● **ФРАГМЕНТ ДОКУМЕНТА**:
= = = = = = =

Американская феминистка Маргарет Фуллер (Льюис встретил ее на вечере у Томаса Карлайла) отзывалась о нем как об «остроумном, офранцузившемся, легкомысленном человеке», «блистательном дилетанте». Многие биографы придерживались таких же взглядов и изображали его как искателя приключений, оппортуниста, одаренного, но поверх­ностного и не всегда заслуживающего доверия писа­теля.

Кэтрин Хьюз дает более благожелательную оценку. Джордж Льюис, по ее словам, был остроумен и искрометен в обществе, склонявшемся к серьезности и самодовольству. Он много знал о жизни во Франции и Германии, а окружавшие его люди часто с подозрением относились ко всему небританскому. Питал искреннюю страсть к идеям и привлекал общественное внимание к неизвестным мыслителям. Оставался свободомыслящим романтиком в среде викторианской строгости и сдержанности.

Джордж Льюис был невероятно дурен собой (он считался единственной лондонской знаменитостью, еще менее привлекательной, чем Джордж Элиот), но спокоен и чуток в беседах с женщинами, и это ему помогало. В 23 года он женился на очаровательной девятнадцатилетней Агнес. У них был современный, свободный союз; первые девять лет брака они в основном хранили друг другу верность, а после были с тем же постоянством неверны. У Агнес был длительный роман с неким Торнтоном Хантом. Льюис не возражал против этих отношений, при условии, что жена не станет рожать от Ханта детей. Когда это все же случилось, он признал детей своими, чтобы избавить их от позора незаконнорожденности.

К тому времени как он познакомился с Мэри Энн Эванс, Льюис уже жил отдельно от Агнес (хотя, по-видимому, надеялся, что рано или поздно вернется; официально они так и не развелись). Он вспоминал это время как «очень мрачный и бессмысленный период в жизни». «Я отказался от всех устремлений, зарабатывал только на пропитание и думал о том, что довлеет дневи злоба его»{242}.

Мэри Энн тоже была одинока. Она писала Каре Брей: «Мои трудности исключительно душевные — я недовольна собой и отчаялась достичь чего-либо достойного». В дневнике она повторяла слова феминистки Маргарет Фуллер: «Я всегда добьюсь желаемого своим умом, но жизнь! Жизнь! О боже, неужели никогда она не будет сладка?»{243}

Мэри Энн уже было за тридцать, и она более взвешенно смотрела на себя: «В молодости мы преувеличиваем свои трудности; нам кажется, что весь мир — это лишь сцена, на которой разыгрывается драма нашей жизни, и что мы вправе ругаться с пеной у рта, если что-то идет не по-нашему. И я в свое время часто так делала. Но мы начинаем в конце концов понимать, что эти вещи важны только внутри нашего сознания, а оно лишь капля росы на розовом листке, от которой к полудню не останется и следа. Это не выспренняя сентиментальность, а простое рассуждение, которое я повседневно нахожу полезным»{244}.

= = = = = = =

[Списки координат рамок]
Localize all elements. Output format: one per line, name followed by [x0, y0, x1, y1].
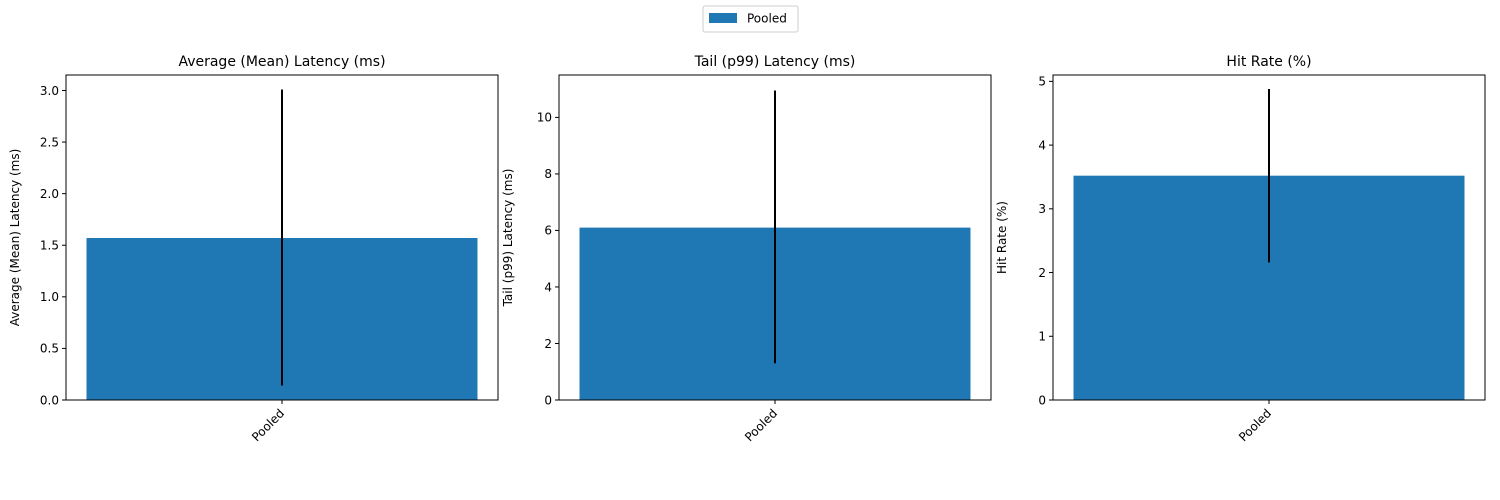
y-tick-label: 2.5 — [40, 135, 59, 149]
chart-panel-2: Tail (p99) Latency (ms) 0 2 4 6 8 10 Pooled Tail… — [501, 54, 992, 444]
y-tick-label: 4 — [544, 280, 552, 294]
legend-swatch — [709, 13, 737, 23]
chart-panel-1: Average (Mean) Latency (ms) 0.0 0.5 1.0 1.5 2… — [8, 54, 499, 444]
x-tick-label: Pooled — [249, 406, 287, 444]
y-tick-label: 0 — [1038, 393, 1046, 407]
y-tick-label: 2 — [544, 337, 552, 351]
y-tick-label: 1 — [1038, 330, 1046, 344]
legend: Pooled — [702, 5, 799, 33]
y-axis-label: Average (Mean) Latency (ms) — [8, 149, 22, 327]
legend-label: Pooled — [747, 12, 787, 26]
legend-frame — [702, 5, 799, 33]
y-tick-label: 0.0 — [40, 393, 59, 407]
y-tick-label: 4 — [1038, 138, 1046, 152]
x-tick-label: Pooled — [1236, 406, 1274, 444]
y-tick-label: 0.5 — [40, 342, 59, 356]
y-tick-label: 3.0 — [40, 84, 59, 98]
x-tick-label: Pooled — [742, 406, 780, 444]
y-tick-label: 6 — [544, 224, 552, 238]
y-tick-label: 3 — [1038, 202, 1046, 216]
chart-panel-3: Hit Rate (%) 0 1 2 3 4 5 Pooled Hit Rate (%) — [995, 54, 1486, 444]
chart-title: Hit Rate (%) — [1226, 54, 1311, 70]
y-axis-label: Tail (p99) Latency (ms) — [501, 169, 515, 308]
y-tick-label: 10 — [537, 111, 552, 125]
chart-title: Average (Mean) Latency (ms) — [178, 54, 385, 70]
y-tick-label: 2.0 — [40, 187, 59, 201]
y-tick-label: 1.5 — [40, 239, 59, 253]
y-tick-label: 0 — [544, 393, 552, 407]
y-tick-label: 2 — [1038, 266, 1046, 280]
y-tick-label: 1.0 — [40, 290, 59, 304]
y-tick-label: 5 — [1038, 75, 1046, 89]
y-axis-label: Hit Rate (%) — [995, 201, 1009, 274]
chart-title: Tail (p99) Latency (ms) — [694, 54, 856, 70]
y-tick-label: 8 — [544, 167, 552, 181]
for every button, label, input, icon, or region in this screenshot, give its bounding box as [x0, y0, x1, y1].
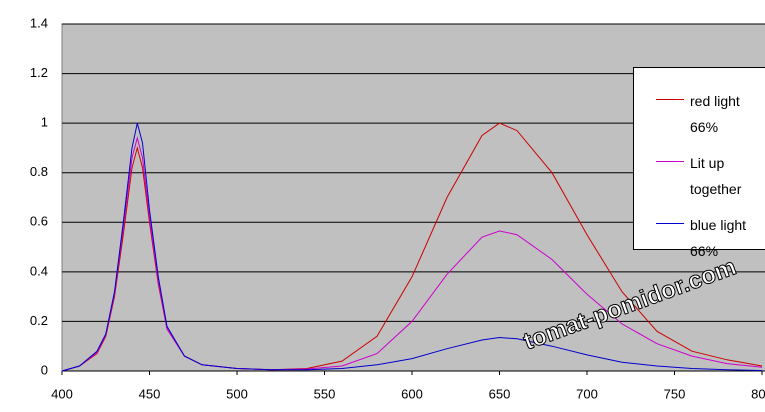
legend-swatch [656, 161, 684, 162]
x-tick-label: 600 [401, 386, 423, 401]
x-tick-label: 450 [139, 386, 161, 401]
series-line [61, 122, 763, 372]
x-tick-label: 750 [664, 386, 686, 401]
x-tick-label: 550 [314, 386, 336, 401]
legend-swatch [656, 99, 684, 100]
y-tick-label: 0.8 [30, 164, 48, 179]
legend-swatch [656, 223, 684, 224]
legend-label: blue light 66% [690, 217, 747, 259]
y-tick-label: 0.6 [30, 214, 48, 229]
legend-label: red light 66% [690, 93, 740, 135]
y-tick-label: 1 [41, 115, 48, 130]
y-tick-label: 0.4 [30, 263, 48, 278]
y-tick-label: 1.2 [30, 65, 48, 80]
y-tick-label: 0 [41, 362, 48, 377]
x-tick-label: 500 [226, 386, 248, 401]
x-tick-label: 800 [751, 386, 765, 401]
x-tick-label: 700 [576, 386, 598, 401]
x-tick-label: 650 [489, 386, 511, 401]
y-tick-label: 1.4 [30, 15, 48, 30]
legend-label: Lit up together [690, 155, 742, 197]
y-tick-label: 0.2 [30, 313, 48, 328]
x-tick-label: 400 [51, 386, 73, 401]
legend: red light 66% Lit up together blue light 6… [633, 67, 765, 259]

= = = = = = =

● **КОРОТКОЕ ЗАДАНИЕ**:
Можете дословно переписать из фрагмента о Джордже Льюисе отрывок между словами «Американская феминистка Маргарет» и «заслуживающего доверия писа­теля.», включая их?

● **ОТВЕТ**:
Американская феминистка Маргарет Фуллер (Льюис встретил ее на вечере у Томаса Карлайла) отзывалась о нем как об «остроумном, офранцузившемся, легкомысленном человеке», «блистательном дилетанте». Многие биографы придерживались таких же взглядов и изображали его как искателя приключений, оппортуниста, одаренного, но поверх­ностного и не всегда заслуживающего доверия писа­теля.